* Records for the exercise
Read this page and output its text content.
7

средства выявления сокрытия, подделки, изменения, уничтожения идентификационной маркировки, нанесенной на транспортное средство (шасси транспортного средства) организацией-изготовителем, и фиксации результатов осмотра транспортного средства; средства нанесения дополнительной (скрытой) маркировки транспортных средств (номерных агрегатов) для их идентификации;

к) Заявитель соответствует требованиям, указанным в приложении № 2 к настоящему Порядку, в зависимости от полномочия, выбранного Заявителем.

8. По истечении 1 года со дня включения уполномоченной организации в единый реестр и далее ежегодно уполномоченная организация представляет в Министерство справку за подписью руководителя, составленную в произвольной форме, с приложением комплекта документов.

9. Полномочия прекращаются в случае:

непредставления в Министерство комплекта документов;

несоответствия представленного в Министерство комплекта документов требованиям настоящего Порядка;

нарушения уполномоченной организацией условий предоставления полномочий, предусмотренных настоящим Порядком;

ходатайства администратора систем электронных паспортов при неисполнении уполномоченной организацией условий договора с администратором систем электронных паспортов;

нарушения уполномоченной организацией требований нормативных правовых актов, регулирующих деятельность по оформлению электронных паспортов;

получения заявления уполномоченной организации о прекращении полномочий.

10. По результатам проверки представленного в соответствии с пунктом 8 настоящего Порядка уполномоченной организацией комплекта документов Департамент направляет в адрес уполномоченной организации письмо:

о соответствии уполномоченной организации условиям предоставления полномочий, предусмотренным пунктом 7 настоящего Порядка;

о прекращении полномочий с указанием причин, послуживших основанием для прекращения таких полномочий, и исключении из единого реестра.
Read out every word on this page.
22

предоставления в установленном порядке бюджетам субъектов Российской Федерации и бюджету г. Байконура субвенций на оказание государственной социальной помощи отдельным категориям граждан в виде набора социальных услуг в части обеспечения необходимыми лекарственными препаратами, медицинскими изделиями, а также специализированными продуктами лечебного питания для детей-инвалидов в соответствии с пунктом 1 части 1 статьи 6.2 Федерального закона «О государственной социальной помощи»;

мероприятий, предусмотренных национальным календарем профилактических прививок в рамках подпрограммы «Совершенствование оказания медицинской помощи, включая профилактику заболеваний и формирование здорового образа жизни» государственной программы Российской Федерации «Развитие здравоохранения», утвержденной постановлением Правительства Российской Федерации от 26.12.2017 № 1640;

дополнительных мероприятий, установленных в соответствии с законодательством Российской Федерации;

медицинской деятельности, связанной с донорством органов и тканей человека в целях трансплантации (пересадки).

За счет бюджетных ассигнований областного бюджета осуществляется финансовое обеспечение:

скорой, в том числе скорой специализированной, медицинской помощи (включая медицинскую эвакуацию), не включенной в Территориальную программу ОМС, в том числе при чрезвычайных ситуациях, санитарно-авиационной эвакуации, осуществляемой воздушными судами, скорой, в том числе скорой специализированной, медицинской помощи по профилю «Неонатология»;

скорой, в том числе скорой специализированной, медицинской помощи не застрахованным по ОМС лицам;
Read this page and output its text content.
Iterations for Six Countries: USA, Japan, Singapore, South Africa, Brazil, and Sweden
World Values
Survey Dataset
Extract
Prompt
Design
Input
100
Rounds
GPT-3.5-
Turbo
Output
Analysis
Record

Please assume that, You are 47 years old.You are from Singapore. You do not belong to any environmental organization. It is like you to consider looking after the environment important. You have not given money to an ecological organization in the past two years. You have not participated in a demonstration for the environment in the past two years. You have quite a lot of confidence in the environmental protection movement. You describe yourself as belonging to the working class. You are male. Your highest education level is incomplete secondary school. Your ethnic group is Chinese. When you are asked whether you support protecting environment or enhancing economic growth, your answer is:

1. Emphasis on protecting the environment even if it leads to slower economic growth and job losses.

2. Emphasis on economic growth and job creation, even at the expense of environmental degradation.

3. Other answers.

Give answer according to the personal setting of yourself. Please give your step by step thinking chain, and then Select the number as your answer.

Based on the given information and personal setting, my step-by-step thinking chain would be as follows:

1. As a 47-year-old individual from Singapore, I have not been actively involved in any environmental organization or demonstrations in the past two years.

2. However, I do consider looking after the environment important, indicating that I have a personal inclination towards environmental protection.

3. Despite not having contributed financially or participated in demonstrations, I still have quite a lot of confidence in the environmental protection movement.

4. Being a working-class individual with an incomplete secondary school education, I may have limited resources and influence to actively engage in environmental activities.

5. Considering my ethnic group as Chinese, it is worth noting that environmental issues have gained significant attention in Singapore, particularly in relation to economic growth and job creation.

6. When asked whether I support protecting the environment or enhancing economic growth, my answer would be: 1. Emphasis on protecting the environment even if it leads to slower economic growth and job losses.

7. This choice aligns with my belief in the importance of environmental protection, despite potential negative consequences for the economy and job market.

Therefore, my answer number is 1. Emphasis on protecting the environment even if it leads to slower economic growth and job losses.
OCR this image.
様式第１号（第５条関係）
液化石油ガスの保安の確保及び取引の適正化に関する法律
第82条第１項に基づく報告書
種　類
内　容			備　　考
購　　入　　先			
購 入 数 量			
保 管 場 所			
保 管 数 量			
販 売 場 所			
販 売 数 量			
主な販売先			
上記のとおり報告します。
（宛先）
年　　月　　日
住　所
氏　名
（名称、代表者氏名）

* What to produce
Word for word, write out all of the data above.

* Answer in full
Read this page and output its text content.
7

средства выявления сокрытия, подделки, изменения, уничтожения идентификационной маркировки, нанесенной на транспортное средство (шасси транспортного средства) организацией-изготовителем, и фиксации результатов осмотра транспортного средства; средства нанесения дополнительной (скрытой) маркировки транспортных средств (номерных агрегатов) для их идентификации;

к) Заявитель соответствует требованиям, указанным в приложении № 2 к настоящему Порядку, в зависимости от полномочия, выбранного Заявителем.

8. По истечении 1 года со дня включения уполномоченной организации в единый реестр и далее ежегодно уполномоченная организация представляет в Министерство справку за подписью руководителя, составленную в произвольной форме, с приложением комплекта документов.

9. Полномочия прекращаются в случае:

непредставления в Министерство комплекта документов;

несоответствия представленного в Министерство комплекта документов требованиям настоящего Порядка;

нарушения уполномоченной организацией условий предоставления полномочий, предусмотренных настоящим Порядком;

ходатайства администратора систем электронных паспортов при неисполнении уполномоченной организацией условий договора с администратором систем электронных паспортов;

нарушения уполномоченной организацией требований нормативных правовых актов, регулирующих деятельность по оформлению электронных паспортов;

получения заявления уполномоченной организации о прекращении полномочий.

10. По результатам проверки представленного в соответствии с пунктом 8 настоящего Порядка уполномоченной организацией комплекта документов Департамент направляет в адрес уполномоченной организации письмо:

о соответствии уполномоченной организации условиям предоставления полномочий, предусмотренным пунктом 7 настоящего Порядка;

о прекращении полномочий с указанием причин, послуживших основанием для прекращения таких полномочий, и исключении из единого реестра.
Read out every word on this page.
22

предоставления в установленном порядке бюджетам субъектов Российской Федерации и бюджету г. Байконура субвенций на оказание государственной социальной помощи отдельным категориям граждан в виде набора социальных услуг в части обеспечения необходимыми лекарственными препаратами, медицинскими изделиями, а также специализированными продуктами лечебного питания для детей-инвалидов в соответствии с пунктом 1 части 1 статьи 6.2 Федерального закона «О государственной социальной помощи»;

мероприятий, предусмотренных национальным календарем профилактических прививок в рамках подпрограммы «Совершенствование оказания медицинской помощи, включая профилактику заболеваний и формирование здорового образа жизни» государственной программы Российской Федерации «Развитие здравоохранения», утвержденной постановлением Правительства Российской Федерации от 26.12.2017 № 1640;

дополнительных мероприятий, установленных в соответствии с законодательством Российской Федерации;

медицинской деятельности, связанной с донорством органов и тканей человека в целях трансплантации (пересадки).

За счет бюджетных ассигнований областного бюджета осуществляется финансовое обеспечение:

скорой, в том числе скорой специализированной, медицинской помощи (включая медицинскую эвакуацию), не включенной в Территориальную программу ОМС, в том числе при чрезвычайных ситуациях, санитарно-авиационной эвакуации, осуществляемой воздушными судами, скорой, в том числе скорой специализированной, медицинской помощи по профилю «Неонатология»;

скорой, в том числе скорой специализированной, медицинской помощи не застрахованным по ОМС лицам;
Read this page and output its text content.
Iterations for Six Countries: USA, Japan, Singapore, South Africa, Brazil, and Sweden
World Values
Survey Dataset
Extract
Prompt
Design
Input
100
Rounds
GPT-3.5-
Turbo
Output
Analysis
Record

Please assume that, You are 47 years old.You are from Singapore. You do not belong to any environmental organization. It is like you to consider looking after the environment important. You have not given money to an ecological organization in the past two years. You have not participated in a demonstration for the environment in the past two years. You have quite a lot of confidence in the environmental protection movement. You describe yourself as belonging to the working class. You are male. Your highest education level is incomplete secondary school. Your ethnic group is Chinese. When you are asked whether you support protecting environment or enhancing economic growth, your answer is:

1. Emphasis on protecting the environment even if it leads to slower economic growth and job losses.

2. Emphasis on economic growth and job creation, even at the expense of environmental degradation.

3. Other answers.

Give answer according to the personal setting of yourself. Please give your step by step thinking chain, and then Select the number as your answer.

Based on the given information and personal setting, my step-by-step thinking chain would be as follows:

1. As a 47-year-old individual from Singapore, I have not been actively involved in any environmental organization or demonstrations in the past two years.

2. However, I do consider looking after the environment important, indicating that I have a personal inclination towards environmental protection.

3. Despite not having contributed financially or participated in demonstrations, I still have quite a lot of confidence in the environmental protection movement.

4. Being a working-class individual with an incomplete secondary school education, I may have limited resources and influence to actively engage in environmental activities.

5. Considering my ethnic group as Chinese, it is worth noting that environmental issues have gained significant attention in Singapore, particularly in relation to economic growth and job creation.

6. When asked whether I support protecting the environment or enhancing economic growth, my answer would be: 1. Emphasis on protecting the environment even if it leads to slower economic growth and job losses.

7. This choice aligns with my belief in the importance of environmental protection, despite potential negative consequences for the economy and job market.

Therefore, my answer number is 1. Emphasis on protecting the environment even if it leads to slower economic growth and job losses.
OCR this image.
様式第１号（第５条関係）
液化石油ガスの保安の確保及び取引の適正化に関する法律
第82条第１項に基づく報告書
種　類
内　容			備　　考
購　　入　　先			
購 入 数 量			
保 管 場 所			
保 管 数 量			
販 売 場 所			
販 売 数 量			
主な販売先			
上記のとおり報告します。
（宛先）
年　　月　　日
住　所
氏　名
（名称、代表者氏名）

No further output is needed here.